KeyNote from Apple

I have recently switched to a MacBook Pro from Windows. Just got tired of rebooting my Vista-based computer 3 or more times a day. So far the transition has been relatively painless. That is not to say there isn’t a bit of a learning curve.

All my presentations are now done with Keynote. That’s the same program that Steve Jobs used for his presentations. It is by far much better than PowerPoint.

As part of my transition, I purchased a copy of “iWork 09 – the Missing Manual” by Josh Clark. In this book, Josh includes many tips on how to make great presentations – like the ones Steve Jobs gives. Here are just a few samples from the book in quotes:

  1. “Plan your talk from the get-go as a spoken presentation. Think about it as if you were having a conversation with just one member of your audience.” Why? The truth is that the words you use in conversations are very different from the words you use when you write an article or paper.
  1. “Your slides should be as simple and uncluttered as possible. Think of slides as illustrations for your talk, images that complement your (spoken) words”. That’s what I have been preaching all along on this blog.

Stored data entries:

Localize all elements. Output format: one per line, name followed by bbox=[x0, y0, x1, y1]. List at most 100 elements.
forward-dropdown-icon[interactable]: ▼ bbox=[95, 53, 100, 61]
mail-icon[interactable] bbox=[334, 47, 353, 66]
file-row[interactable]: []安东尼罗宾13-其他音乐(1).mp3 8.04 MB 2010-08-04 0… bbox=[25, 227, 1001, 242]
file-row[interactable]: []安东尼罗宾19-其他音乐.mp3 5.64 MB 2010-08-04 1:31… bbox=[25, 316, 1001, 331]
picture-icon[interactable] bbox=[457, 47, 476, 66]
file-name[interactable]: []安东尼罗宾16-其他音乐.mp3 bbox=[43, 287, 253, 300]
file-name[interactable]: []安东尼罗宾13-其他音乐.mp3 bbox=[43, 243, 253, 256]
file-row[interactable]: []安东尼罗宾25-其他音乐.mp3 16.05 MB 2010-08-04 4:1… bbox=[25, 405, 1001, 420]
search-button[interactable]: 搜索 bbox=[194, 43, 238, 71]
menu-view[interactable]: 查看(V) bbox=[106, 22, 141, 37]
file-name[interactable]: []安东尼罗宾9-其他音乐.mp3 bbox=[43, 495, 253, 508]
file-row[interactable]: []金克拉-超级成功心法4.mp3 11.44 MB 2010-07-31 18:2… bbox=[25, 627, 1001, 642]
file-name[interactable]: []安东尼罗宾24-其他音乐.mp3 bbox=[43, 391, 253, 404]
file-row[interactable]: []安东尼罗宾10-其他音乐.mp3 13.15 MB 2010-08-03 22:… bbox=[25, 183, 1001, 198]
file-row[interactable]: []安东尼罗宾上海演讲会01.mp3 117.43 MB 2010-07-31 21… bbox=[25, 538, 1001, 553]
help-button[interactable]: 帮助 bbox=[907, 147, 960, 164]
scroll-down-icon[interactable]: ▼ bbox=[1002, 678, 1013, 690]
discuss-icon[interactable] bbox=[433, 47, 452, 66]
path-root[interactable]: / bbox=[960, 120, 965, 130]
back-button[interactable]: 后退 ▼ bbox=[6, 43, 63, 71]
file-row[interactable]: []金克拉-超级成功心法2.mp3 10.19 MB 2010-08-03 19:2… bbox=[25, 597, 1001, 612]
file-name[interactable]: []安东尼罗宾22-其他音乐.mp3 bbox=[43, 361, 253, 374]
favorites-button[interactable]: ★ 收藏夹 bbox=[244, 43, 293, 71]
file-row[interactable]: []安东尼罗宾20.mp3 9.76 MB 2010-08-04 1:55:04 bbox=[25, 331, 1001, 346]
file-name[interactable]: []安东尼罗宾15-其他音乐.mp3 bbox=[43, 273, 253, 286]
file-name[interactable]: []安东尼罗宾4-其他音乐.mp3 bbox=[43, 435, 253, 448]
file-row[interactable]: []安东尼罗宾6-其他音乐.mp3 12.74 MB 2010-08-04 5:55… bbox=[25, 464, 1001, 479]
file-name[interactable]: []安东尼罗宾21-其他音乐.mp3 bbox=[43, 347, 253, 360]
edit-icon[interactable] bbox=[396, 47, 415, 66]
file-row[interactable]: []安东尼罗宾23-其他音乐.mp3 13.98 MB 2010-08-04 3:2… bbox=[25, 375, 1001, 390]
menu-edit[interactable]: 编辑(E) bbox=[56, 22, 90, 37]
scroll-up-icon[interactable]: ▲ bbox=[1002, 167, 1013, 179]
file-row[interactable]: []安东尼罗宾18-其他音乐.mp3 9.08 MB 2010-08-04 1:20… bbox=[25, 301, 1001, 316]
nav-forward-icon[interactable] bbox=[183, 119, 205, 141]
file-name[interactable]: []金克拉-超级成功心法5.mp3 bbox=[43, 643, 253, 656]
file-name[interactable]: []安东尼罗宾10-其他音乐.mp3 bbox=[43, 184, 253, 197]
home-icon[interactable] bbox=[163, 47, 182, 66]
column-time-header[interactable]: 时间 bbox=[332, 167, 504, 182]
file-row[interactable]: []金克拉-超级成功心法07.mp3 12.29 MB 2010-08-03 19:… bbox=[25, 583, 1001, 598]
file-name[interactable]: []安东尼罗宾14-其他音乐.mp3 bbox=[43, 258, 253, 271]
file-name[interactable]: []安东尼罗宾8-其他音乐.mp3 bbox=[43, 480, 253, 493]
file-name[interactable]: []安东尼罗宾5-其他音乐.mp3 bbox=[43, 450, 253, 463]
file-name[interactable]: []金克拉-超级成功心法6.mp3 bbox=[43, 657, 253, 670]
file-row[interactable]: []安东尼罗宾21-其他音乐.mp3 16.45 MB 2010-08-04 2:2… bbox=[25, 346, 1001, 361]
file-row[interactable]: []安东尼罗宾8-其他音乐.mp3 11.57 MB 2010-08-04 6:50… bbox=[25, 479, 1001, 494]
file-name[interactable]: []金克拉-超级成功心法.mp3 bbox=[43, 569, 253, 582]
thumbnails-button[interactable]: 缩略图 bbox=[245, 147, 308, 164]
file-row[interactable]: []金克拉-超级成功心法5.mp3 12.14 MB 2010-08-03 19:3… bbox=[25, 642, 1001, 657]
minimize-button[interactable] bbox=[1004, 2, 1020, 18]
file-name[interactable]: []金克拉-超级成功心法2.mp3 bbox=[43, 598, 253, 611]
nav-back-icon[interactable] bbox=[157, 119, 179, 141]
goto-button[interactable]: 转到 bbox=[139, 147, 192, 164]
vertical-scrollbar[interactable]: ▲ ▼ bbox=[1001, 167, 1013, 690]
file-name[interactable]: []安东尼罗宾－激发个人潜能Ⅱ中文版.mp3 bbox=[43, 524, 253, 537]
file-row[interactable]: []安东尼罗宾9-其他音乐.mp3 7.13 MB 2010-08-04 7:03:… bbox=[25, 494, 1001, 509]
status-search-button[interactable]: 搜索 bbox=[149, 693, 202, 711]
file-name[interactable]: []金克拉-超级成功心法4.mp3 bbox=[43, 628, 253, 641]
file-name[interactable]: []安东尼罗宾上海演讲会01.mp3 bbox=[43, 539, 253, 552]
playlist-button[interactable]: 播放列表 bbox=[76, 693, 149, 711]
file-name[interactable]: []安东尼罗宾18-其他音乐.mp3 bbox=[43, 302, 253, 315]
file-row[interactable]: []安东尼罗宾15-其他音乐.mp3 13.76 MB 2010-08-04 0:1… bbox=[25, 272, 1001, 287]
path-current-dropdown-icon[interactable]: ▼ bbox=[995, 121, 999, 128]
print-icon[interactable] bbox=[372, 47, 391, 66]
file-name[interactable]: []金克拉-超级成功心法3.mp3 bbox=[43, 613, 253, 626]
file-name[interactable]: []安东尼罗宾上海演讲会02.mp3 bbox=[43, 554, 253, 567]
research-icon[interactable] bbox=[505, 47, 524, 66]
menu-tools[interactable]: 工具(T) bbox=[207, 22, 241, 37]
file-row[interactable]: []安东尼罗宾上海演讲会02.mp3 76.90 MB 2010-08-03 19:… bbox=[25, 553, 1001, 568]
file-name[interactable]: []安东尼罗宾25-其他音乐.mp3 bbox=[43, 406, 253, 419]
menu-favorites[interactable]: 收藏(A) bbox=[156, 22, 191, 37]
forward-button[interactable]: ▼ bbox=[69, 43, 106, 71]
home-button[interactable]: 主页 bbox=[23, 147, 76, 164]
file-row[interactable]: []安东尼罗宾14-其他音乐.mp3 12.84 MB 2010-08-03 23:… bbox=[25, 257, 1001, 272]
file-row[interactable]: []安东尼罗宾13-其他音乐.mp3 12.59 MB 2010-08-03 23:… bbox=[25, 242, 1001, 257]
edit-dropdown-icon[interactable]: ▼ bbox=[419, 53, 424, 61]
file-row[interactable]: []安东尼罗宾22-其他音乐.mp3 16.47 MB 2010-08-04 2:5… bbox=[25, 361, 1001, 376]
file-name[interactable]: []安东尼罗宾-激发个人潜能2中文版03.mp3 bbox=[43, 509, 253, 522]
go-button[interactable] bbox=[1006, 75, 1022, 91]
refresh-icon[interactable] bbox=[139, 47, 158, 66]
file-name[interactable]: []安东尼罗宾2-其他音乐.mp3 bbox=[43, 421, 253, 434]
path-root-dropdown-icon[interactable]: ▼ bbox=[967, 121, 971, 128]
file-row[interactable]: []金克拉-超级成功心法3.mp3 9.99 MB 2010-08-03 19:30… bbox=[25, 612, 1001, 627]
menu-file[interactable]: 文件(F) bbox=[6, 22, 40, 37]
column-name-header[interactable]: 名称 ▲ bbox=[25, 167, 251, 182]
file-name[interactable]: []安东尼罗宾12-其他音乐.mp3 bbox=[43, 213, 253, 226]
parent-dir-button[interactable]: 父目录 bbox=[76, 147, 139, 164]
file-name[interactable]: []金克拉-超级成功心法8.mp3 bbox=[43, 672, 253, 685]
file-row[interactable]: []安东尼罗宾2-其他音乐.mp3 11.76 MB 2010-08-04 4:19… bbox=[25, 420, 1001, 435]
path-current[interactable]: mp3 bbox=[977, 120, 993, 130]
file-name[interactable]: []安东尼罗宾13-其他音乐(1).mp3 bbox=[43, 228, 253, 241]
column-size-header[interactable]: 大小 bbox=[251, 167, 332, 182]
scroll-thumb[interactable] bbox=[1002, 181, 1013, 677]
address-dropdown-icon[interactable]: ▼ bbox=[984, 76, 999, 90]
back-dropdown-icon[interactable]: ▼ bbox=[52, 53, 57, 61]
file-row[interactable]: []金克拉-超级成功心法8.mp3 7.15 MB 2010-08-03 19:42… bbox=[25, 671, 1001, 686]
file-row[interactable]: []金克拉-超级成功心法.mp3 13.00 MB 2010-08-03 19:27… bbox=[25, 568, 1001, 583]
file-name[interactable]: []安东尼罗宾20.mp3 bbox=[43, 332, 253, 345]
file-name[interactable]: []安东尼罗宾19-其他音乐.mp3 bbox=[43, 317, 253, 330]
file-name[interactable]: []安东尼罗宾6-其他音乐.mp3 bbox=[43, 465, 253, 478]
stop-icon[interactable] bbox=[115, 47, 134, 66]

TASK REQUIREMENTS>
(1) In the Keynote post, which book did the writer buy as part of the move to a Mac?
(2) Continue the Keynote post from where it stops.

ANSWERS BY ITEM>
(1) "iWork 09 – the Missing Manual" by Josh Clark.

(2)
  2. “It is fine to show nothing at all during portions of your presentation. Displaying a blank slide puts the focus back on you.” This is a very useful tip when you are talking about a fairly complicated topic. Never show a busy slide or diagram because it is a big distraction to your audience.
  3. “Know your subject thoroughly, but don’t feel you have to say everything you know.” People have a tendency to cram everything they know in a single slide and in bullet points. In reality, they are using those bullet points as speaking notes or reminders to THEMSELVES. There is nothing wrong with having speaking notes. But You do NOT and should NEVER share your notes with the audience. Both PowerPoint and Keynote have the capability of showing two screens. One screen shows the speaker’s notes to the speaker only and one screen shows the presentation to the audience. It is called the Presenter’s View (PowerPoint) and Presenter Notes (Keynote).